■ Data listing:
────────────────────────────────────────

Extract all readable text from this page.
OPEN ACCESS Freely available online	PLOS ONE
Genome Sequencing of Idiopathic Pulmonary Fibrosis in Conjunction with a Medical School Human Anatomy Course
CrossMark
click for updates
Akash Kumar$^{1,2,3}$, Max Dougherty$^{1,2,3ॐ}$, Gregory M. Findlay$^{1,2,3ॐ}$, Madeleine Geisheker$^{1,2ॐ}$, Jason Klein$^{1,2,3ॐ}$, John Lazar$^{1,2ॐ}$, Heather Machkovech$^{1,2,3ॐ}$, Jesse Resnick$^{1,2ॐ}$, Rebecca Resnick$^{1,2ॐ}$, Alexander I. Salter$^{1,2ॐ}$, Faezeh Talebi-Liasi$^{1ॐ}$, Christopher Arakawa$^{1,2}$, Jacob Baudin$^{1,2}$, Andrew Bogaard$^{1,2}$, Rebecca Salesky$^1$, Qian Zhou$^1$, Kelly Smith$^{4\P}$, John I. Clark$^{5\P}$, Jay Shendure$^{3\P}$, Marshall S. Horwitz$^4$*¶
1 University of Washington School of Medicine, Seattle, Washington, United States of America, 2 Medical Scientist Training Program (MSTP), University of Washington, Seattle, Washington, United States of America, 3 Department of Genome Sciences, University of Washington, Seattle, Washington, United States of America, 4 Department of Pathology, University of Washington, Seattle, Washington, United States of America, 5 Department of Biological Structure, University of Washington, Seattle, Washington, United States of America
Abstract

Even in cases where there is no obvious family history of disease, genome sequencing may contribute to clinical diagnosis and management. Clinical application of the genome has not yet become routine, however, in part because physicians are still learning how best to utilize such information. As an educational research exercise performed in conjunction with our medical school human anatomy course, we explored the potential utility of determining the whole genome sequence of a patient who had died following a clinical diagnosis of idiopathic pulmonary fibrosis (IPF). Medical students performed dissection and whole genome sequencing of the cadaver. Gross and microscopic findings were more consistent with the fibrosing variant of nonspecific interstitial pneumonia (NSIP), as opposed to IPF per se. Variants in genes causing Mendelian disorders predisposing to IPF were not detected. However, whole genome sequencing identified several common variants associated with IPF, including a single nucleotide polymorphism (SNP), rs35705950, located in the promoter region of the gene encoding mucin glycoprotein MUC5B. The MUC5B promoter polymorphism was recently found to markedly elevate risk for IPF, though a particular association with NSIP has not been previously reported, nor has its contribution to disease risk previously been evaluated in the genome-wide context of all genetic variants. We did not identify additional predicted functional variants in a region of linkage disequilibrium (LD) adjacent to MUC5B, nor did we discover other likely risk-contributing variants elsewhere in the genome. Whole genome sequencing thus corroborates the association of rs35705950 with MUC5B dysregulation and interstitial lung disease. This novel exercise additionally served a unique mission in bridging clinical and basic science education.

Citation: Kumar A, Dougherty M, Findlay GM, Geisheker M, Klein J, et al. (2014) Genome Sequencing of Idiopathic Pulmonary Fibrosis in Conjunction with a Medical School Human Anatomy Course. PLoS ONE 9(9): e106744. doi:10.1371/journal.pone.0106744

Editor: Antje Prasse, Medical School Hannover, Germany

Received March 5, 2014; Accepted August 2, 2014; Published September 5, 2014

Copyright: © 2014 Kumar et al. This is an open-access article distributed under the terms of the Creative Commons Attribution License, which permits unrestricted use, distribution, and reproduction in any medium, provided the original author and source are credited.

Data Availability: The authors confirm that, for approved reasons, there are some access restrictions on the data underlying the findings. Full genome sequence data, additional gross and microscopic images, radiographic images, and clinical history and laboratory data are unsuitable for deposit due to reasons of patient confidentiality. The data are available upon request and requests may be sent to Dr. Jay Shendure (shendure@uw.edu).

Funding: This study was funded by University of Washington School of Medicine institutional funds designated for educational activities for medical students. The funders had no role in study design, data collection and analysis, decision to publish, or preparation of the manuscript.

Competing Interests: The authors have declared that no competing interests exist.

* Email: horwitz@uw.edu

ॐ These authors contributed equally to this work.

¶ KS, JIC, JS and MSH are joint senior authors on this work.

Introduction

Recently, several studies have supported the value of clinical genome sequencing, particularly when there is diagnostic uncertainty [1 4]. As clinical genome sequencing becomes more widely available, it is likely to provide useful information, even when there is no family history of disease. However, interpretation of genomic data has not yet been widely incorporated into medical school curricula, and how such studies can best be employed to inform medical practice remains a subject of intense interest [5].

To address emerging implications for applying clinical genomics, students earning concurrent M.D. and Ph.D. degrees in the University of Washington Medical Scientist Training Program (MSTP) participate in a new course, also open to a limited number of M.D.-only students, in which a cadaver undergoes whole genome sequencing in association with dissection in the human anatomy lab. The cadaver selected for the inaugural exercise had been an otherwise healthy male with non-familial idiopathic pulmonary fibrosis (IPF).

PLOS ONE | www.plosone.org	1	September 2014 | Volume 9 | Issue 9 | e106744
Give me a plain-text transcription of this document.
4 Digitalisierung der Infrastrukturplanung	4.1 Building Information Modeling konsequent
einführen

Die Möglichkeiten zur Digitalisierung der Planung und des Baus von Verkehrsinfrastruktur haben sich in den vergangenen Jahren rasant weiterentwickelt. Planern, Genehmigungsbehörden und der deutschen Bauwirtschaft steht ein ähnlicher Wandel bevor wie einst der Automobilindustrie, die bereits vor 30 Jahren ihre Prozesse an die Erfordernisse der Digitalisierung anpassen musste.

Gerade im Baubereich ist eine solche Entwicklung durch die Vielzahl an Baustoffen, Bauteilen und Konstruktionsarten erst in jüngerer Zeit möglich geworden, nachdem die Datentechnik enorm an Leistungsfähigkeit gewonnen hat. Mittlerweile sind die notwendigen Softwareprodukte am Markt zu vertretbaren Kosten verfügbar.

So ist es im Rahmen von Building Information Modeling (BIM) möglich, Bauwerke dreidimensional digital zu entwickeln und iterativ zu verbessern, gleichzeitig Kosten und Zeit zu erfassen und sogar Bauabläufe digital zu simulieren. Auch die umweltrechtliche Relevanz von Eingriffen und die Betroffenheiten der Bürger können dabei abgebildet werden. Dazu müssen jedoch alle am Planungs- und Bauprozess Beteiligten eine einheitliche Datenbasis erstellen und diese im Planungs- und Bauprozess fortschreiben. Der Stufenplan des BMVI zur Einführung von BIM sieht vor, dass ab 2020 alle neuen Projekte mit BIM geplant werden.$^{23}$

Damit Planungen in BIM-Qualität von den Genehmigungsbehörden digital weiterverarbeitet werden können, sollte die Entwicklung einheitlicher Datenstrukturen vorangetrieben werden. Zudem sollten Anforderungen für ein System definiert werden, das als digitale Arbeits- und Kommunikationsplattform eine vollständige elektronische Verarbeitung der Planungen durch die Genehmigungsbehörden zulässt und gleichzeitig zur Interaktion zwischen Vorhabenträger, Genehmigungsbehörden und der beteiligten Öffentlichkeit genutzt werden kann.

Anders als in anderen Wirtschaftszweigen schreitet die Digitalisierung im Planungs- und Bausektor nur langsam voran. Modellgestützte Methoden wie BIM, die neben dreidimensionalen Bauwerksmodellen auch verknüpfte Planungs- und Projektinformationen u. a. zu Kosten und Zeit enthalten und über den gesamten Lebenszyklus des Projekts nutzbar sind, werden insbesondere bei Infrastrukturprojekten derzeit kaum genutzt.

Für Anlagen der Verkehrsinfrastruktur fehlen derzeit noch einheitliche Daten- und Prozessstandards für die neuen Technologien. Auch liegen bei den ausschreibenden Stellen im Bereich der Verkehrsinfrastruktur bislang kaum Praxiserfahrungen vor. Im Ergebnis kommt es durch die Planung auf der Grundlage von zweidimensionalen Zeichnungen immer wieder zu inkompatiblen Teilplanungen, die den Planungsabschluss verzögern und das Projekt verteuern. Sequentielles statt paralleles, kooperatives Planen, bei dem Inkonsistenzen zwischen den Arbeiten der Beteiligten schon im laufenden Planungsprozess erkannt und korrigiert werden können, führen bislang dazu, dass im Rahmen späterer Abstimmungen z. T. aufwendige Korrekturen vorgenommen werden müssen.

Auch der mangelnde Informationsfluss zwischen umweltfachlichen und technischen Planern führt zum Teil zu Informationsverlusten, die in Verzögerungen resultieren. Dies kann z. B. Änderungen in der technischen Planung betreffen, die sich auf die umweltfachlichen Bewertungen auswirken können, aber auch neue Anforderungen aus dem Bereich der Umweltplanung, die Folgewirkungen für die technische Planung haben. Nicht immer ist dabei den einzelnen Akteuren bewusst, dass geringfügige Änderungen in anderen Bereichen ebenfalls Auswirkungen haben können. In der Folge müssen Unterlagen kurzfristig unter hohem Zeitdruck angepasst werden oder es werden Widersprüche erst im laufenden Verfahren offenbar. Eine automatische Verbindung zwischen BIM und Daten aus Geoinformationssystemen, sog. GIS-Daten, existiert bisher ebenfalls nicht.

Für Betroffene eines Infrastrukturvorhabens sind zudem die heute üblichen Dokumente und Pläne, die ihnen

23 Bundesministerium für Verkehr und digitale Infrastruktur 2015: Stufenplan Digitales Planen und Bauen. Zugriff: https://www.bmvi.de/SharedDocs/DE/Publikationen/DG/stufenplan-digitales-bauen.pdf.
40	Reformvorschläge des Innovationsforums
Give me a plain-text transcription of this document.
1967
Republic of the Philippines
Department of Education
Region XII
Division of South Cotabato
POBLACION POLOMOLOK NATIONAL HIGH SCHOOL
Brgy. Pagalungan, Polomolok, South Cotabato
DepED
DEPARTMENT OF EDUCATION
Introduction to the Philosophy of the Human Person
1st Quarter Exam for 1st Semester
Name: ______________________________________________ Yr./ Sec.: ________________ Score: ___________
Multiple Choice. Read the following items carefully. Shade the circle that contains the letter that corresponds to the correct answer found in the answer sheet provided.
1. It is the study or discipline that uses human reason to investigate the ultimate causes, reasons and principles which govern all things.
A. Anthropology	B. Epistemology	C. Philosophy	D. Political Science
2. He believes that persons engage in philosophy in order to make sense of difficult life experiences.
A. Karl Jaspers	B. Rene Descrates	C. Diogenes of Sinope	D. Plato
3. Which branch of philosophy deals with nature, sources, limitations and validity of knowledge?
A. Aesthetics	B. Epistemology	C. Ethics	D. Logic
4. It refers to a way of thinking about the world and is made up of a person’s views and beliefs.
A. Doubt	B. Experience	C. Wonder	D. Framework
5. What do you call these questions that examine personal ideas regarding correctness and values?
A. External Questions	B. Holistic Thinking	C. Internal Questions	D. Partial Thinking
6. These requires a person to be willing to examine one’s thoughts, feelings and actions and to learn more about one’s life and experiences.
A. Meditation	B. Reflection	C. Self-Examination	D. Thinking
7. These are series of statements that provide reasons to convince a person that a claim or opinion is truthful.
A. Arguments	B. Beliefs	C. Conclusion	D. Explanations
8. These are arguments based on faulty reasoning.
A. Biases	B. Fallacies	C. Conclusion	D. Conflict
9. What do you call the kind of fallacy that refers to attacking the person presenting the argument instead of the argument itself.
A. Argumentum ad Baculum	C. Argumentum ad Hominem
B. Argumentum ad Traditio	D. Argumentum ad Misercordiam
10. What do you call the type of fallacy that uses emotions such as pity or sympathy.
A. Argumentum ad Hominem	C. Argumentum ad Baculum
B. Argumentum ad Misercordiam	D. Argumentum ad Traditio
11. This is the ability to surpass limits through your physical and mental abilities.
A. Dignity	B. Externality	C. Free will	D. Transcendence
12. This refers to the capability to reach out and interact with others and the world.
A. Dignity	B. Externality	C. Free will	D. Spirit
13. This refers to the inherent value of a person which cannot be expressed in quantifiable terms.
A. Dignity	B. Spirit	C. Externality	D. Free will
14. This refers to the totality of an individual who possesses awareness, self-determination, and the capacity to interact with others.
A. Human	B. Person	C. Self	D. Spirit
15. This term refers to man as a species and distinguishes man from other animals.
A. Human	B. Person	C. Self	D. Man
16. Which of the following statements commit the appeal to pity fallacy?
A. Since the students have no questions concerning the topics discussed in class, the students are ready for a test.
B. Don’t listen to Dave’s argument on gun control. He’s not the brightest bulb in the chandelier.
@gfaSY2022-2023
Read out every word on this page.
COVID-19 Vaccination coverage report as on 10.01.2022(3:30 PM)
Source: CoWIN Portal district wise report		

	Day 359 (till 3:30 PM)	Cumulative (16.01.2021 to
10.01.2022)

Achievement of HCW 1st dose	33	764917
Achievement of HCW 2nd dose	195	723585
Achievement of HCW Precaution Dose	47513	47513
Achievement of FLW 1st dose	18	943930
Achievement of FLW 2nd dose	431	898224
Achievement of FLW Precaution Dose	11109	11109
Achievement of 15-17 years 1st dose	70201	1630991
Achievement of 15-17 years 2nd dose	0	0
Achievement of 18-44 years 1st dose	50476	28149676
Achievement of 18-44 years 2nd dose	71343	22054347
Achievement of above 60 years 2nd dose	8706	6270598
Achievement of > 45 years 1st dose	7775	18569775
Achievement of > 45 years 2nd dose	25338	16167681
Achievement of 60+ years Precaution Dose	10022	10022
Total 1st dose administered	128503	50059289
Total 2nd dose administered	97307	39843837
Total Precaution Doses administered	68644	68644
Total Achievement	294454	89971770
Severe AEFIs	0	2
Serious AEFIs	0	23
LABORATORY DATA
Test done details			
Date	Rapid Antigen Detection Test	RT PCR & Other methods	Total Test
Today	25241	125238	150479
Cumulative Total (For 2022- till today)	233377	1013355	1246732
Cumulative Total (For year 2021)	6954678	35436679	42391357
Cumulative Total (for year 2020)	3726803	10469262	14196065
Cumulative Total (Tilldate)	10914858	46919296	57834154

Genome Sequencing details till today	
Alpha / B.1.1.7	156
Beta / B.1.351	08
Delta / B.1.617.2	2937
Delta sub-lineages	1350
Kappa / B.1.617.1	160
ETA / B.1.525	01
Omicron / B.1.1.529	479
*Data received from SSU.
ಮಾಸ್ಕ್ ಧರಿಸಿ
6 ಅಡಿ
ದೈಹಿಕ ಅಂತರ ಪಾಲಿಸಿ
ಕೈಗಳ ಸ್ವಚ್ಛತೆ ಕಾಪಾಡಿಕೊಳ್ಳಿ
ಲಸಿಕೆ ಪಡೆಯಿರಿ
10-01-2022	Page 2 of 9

────────────────────────────────────────

■ About this exercise: Note each line of the material holding "fallacy" and copy it out.

■ Answer:
9. What do you call the kind of fallacy that refers to attacking the person presenting the argument instead of the argument itself.
10. What do you call the type of fallacy that uses emotions such as pity or sympathy.
16. Which of the following statements commit the appeal to pity fallacy?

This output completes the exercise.